>>>>>

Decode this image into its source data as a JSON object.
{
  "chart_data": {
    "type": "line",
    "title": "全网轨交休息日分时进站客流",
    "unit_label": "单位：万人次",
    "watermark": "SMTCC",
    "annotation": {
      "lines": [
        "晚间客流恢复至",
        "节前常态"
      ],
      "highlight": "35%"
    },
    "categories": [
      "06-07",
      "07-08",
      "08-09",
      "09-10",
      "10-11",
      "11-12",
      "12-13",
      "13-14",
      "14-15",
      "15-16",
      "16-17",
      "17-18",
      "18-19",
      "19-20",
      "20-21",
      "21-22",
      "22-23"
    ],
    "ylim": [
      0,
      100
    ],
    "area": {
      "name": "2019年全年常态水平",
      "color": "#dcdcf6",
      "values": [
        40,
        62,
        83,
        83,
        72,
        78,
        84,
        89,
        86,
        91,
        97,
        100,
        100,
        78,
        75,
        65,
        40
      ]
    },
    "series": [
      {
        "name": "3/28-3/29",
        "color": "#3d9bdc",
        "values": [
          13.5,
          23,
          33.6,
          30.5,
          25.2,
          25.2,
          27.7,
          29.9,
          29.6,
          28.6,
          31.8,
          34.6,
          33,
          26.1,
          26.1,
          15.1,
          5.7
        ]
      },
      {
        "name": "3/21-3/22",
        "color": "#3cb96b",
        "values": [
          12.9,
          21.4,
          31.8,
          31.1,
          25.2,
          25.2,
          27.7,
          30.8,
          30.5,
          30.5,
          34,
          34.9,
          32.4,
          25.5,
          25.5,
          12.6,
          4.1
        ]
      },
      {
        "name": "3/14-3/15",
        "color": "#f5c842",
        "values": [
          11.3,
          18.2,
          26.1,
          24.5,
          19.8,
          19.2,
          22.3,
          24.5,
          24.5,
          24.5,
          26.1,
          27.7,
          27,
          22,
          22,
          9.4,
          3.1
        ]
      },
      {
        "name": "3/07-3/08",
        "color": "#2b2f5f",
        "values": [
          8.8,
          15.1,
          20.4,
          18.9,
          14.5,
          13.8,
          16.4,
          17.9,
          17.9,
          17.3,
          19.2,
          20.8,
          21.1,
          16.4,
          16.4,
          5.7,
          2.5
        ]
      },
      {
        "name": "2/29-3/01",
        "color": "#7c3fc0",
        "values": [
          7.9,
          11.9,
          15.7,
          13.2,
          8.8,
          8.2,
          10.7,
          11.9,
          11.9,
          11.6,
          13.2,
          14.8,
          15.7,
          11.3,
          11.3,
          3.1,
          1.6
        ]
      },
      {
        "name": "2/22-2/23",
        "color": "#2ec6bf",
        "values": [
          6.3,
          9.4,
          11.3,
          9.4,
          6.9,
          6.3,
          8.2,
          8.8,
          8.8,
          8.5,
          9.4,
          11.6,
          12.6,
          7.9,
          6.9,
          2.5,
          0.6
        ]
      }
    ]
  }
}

<<<<<
>>>>>

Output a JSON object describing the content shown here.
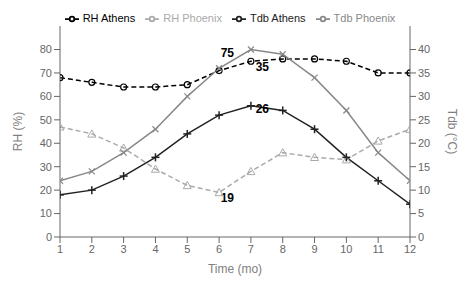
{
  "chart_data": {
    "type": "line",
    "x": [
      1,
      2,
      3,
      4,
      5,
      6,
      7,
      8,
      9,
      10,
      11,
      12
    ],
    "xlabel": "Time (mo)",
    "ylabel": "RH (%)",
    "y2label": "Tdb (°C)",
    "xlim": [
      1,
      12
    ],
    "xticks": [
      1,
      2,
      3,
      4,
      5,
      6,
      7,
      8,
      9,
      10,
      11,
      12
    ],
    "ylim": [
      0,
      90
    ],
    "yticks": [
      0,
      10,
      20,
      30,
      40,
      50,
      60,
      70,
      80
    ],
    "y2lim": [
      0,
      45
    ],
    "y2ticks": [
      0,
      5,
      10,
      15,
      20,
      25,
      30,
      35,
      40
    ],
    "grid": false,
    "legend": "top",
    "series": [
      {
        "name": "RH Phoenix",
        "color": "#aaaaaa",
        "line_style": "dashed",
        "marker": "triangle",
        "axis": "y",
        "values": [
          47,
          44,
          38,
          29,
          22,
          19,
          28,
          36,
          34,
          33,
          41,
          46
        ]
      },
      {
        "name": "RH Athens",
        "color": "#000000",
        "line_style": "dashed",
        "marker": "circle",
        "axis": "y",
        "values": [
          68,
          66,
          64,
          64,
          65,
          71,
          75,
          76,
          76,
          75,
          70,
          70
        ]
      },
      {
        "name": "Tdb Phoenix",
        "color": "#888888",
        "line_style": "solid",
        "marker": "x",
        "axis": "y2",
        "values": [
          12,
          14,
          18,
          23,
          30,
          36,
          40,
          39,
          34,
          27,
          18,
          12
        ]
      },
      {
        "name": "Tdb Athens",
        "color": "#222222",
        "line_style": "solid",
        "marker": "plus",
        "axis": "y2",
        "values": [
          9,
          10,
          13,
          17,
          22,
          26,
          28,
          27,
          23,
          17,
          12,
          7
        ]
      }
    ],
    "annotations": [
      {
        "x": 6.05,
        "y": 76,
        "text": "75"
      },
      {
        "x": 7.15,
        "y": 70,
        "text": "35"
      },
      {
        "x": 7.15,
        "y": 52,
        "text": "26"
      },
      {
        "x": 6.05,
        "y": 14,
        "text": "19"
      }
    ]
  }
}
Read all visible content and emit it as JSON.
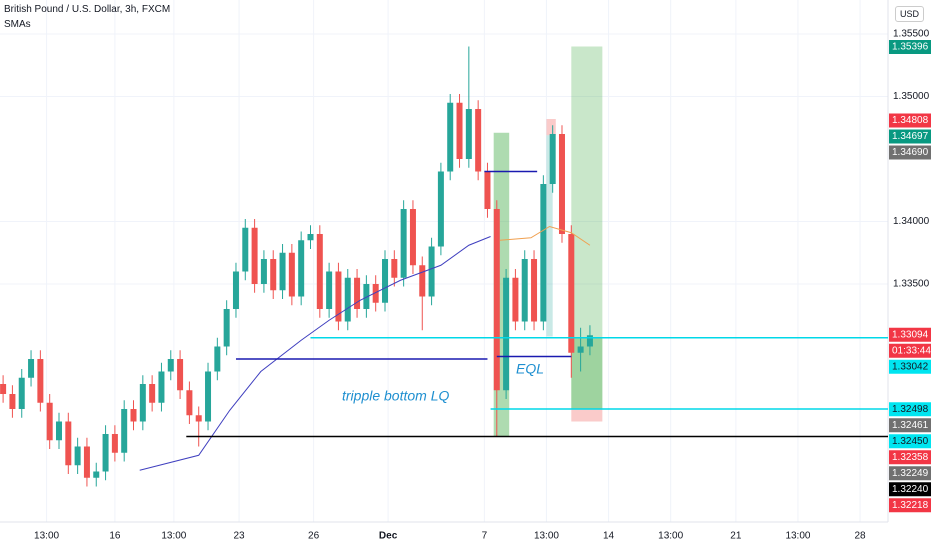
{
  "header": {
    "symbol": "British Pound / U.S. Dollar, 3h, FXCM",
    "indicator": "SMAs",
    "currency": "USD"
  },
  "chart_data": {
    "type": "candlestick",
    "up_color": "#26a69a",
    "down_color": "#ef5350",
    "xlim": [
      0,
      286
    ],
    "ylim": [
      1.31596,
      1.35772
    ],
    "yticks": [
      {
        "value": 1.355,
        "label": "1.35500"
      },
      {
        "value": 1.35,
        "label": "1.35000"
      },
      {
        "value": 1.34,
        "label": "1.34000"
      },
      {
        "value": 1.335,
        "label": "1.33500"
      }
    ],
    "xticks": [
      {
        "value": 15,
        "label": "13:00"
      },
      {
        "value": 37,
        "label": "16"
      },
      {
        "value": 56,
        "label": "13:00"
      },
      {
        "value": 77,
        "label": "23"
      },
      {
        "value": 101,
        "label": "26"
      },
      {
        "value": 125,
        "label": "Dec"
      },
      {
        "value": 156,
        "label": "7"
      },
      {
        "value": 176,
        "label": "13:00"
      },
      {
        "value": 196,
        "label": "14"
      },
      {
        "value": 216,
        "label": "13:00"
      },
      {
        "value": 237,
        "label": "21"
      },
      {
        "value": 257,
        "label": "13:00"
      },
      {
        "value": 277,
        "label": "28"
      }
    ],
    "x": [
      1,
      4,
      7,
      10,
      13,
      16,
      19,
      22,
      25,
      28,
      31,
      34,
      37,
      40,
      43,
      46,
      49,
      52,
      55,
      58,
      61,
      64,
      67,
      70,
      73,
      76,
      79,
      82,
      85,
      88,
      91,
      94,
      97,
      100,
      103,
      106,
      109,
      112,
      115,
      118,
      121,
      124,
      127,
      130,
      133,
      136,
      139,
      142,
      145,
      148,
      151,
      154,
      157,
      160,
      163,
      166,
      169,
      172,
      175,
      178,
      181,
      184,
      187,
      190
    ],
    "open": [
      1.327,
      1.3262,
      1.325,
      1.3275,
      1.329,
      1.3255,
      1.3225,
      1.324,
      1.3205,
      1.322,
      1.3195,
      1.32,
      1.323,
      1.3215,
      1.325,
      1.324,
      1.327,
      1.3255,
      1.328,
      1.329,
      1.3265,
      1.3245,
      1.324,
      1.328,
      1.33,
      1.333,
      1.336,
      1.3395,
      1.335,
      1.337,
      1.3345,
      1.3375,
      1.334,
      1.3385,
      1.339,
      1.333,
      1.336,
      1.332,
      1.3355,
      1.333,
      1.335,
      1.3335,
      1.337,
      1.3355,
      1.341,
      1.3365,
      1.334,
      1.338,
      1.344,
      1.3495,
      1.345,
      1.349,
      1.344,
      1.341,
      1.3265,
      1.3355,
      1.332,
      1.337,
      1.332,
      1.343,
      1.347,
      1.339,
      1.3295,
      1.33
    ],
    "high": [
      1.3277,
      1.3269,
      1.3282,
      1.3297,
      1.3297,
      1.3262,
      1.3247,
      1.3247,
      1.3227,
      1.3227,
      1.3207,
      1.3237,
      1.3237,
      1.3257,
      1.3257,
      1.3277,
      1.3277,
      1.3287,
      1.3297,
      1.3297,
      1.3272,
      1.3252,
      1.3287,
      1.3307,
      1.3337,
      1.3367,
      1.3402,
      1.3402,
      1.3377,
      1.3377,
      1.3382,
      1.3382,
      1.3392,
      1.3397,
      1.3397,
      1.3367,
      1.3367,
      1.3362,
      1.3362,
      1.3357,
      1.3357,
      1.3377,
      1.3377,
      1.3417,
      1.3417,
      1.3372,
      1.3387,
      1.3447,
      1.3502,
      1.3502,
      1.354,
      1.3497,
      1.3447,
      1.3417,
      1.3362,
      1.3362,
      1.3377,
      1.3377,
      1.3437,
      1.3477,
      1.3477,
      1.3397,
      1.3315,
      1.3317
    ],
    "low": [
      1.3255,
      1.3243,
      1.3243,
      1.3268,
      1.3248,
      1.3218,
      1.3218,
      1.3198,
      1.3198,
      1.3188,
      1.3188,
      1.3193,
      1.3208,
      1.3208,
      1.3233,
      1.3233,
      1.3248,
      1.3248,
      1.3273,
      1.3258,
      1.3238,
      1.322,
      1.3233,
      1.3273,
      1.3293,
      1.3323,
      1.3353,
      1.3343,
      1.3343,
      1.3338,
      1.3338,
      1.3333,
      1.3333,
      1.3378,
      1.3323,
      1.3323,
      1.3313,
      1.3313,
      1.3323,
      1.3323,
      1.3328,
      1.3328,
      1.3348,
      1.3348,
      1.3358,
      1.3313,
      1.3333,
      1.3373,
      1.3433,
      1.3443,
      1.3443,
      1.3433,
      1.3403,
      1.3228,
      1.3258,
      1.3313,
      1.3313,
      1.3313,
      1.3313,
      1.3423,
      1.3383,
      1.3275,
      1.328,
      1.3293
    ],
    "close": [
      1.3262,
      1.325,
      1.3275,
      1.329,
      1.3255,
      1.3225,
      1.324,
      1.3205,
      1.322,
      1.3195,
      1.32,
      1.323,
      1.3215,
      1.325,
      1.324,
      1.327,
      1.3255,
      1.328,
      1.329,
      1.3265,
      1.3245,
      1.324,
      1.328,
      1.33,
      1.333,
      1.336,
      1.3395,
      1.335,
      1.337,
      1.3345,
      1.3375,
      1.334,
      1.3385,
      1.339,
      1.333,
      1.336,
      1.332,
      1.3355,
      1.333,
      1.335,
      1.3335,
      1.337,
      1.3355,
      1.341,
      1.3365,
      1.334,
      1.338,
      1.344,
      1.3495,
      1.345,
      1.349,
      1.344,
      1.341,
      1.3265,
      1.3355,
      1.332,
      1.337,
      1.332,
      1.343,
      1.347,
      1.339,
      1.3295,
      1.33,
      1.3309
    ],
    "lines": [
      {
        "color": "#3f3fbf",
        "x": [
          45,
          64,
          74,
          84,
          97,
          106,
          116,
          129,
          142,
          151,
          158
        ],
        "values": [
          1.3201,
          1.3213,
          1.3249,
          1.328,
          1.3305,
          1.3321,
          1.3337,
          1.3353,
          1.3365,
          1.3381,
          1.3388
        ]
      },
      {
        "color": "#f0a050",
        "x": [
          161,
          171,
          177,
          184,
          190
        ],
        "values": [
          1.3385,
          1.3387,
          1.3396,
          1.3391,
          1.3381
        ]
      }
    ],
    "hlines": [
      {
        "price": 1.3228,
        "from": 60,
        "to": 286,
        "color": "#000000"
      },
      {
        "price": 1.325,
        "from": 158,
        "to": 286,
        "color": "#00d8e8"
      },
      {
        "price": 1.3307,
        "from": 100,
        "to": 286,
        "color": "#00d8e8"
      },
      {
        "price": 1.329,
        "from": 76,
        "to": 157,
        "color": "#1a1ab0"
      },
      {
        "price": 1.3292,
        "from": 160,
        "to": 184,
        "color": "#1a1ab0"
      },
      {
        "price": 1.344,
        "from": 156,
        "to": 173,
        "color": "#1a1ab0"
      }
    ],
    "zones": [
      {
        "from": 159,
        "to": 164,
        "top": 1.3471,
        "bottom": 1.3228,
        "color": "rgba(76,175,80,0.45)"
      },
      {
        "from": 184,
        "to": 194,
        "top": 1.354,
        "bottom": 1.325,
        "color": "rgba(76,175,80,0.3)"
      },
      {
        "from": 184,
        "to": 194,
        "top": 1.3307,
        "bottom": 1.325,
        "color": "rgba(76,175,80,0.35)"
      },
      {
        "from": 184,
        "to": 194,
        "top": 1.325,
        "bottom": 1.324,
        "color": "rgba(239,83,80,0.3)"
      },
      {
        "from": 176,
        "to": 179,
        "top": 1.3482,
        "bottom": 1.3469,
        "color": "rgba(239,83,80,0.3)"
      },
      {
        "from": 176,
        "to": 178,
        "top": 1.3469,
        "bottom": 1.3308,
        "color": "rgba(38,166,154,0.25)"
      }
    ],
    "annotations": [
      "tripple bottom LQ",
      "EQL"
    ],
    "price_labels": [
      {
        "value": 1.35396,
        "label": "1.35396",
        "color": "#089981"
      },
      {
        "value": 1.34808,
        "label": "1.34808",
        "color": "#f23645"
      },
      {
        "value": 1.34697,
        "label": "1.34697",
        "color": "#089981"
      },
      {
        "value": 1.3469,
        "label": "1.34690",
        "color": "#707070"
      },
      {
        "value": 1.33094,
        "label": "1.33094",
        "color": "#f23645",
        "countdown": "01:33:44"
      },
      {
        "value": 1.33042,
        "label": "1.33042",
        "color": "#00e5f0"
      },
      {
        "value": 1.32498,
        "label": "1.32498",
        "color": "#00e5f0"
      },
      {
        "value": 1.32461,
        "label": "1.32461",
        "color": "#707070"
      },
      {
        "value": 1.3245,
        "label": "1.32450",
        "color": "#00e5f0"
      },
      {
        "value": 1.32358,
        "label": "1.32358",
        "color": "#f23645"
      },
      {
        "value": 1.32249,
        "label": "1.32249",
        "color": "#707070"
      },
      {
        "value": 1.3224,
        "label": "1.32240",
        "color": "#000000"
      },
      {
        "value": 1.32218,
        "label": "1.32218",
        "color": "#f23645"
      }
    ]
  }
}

<<<<<

## The task
Pick out and copy the lines of the material that include the word "object".

## Final answer
Decode this image into its source data as a JSON object.
Output a JSON object describing the content shown here.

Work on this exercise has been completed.